Aim of the task ->
Pull out each line of the data that includes the word "Removing".
-- Start Stored rows --
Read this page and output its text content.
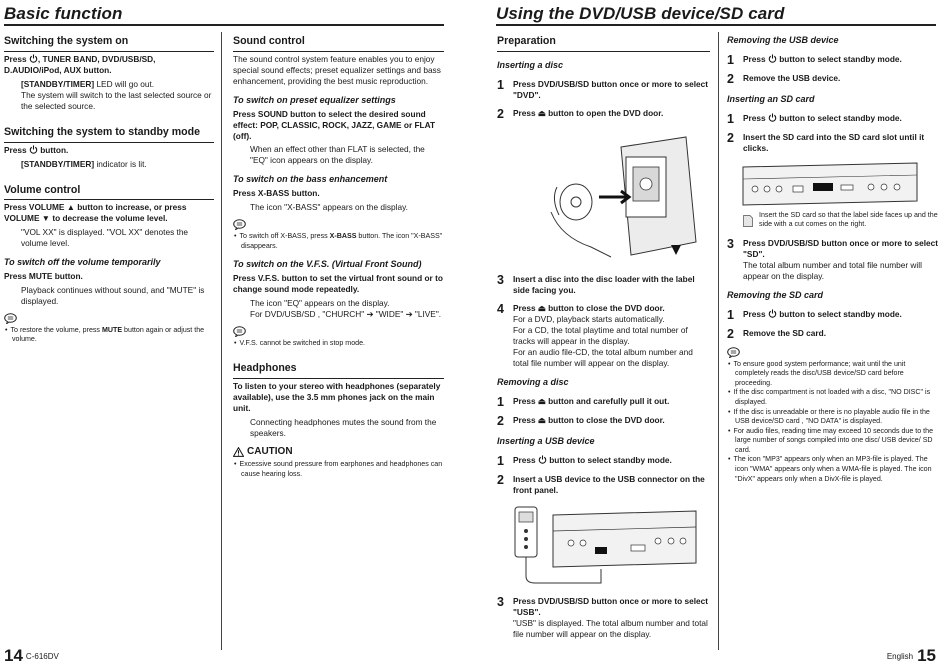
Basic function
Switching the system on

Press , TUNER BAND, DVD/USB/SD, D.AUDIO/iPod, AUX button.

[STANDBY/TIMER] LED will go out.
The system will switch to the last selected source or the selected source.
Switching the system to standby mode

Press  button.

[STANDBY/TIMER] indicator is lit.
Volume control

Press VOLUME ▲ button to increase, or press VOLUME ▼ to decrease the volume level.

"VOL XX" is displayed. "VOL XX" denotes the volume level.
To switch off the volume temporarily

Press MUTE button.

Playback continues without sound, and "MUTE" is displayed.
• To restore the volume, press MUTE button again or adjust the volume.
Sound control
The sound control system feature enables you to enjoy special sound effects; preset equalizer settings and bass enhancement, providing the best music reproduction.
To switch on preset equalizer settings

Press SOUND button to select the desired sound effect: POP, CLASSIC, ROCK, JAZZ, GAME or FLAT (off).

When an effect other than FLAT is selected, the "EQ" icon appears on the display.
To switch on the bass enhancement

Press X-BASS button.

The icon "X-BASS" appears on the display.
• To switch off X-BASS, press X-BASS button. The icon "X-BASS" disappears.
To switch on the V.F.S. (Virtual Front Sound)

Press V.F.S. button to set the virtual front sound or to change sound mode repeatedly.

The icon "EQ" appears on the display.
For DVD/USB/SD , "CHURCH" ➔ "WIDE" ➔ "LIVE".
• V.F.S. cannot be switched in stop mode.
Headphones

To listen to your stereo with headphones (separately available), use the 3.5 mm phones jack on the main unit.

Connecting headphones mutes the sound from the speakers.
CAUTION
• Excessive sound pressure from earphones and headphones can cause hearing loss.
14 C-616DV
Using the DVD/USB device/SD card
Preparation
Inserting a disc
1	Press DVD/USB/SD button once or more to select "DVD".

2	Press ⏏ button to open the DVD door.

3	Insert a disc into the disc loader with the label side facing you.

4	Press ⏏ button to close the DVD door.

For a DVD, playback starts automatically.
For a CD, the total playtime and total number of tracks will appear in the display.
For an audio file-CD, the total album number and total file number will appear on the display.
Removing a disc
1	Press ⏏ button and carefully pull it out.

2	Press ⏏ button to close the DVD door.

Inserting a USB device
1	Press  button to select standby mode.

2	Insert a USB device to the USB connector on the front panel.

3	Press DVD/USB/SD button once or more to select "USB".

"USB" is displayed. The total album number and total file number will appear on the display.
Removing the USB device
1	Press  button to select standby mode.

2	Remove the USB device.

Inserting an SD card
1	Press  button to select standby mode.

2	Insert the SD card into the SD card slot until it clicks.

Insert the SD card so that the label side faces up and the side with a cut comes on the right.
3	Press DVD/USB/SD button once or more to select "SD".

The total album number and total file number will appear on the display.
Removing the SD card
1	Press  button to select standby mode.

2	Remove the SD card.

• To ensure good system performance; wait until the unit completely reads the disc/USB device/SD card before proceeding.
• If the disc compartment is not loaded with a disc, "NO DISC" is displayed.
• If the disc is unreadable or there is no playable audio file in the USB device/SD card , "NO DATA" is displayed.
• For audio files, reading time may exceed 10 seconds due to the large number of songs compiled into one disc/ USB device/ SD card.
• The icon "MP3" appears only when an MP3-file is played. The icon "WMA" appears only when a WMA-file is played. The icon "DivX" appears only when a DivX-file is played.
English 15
-- End Stored rows --
-- Start Stored rows --
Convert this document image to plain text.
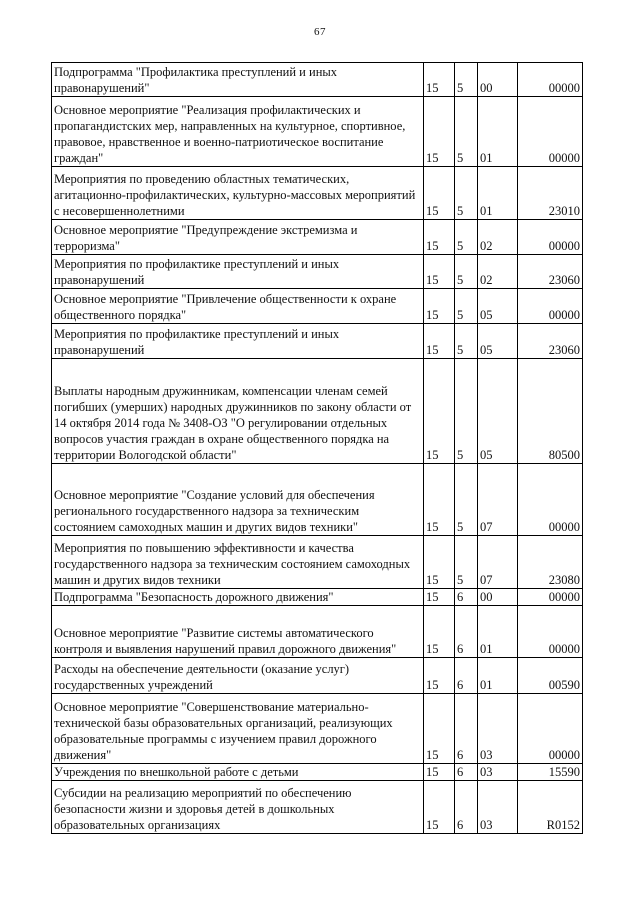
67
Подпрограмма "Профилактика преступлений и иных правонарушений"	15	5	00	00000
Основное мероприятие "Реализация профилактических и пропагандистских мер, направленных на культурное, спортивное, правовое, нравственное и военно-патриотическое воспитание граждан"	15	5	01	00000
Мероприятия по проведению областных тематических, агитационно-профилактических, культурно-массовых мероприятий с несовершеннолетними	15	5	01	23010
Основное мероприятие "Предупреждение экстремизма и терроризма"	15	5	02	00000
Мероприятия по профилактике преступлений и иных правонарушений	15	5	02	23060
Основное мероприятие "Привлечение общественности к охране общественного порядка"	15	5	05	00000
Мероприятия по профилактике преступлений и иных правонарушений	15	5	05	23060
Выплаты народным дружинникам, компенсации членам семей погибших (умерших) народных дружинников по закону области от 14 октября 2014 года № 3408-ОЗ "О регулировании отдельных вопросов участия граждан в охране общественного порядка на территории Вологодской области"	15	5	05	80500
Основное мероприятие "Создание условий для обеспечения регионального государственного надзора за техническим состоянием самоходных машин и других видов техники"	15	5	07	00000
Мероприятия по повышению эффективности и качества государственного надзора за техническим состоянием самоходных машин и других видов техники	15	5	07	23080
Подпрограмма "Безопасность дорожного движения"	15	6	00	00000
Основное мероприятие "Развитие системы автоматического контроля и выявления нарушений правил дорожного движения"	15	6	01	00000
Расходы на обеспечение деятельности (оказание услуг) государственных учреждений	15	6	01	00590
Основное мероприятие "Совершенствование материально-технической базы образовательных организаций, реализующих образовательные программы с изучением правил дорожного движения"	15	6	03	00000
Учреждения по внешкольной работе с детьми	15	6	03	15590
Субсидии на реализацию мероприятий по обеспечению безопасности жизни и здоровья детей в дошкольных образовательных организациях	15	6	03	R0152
-- End Stored rows --
Exercise output ->
Removing a disc
Removing the USB device
Removing the SD card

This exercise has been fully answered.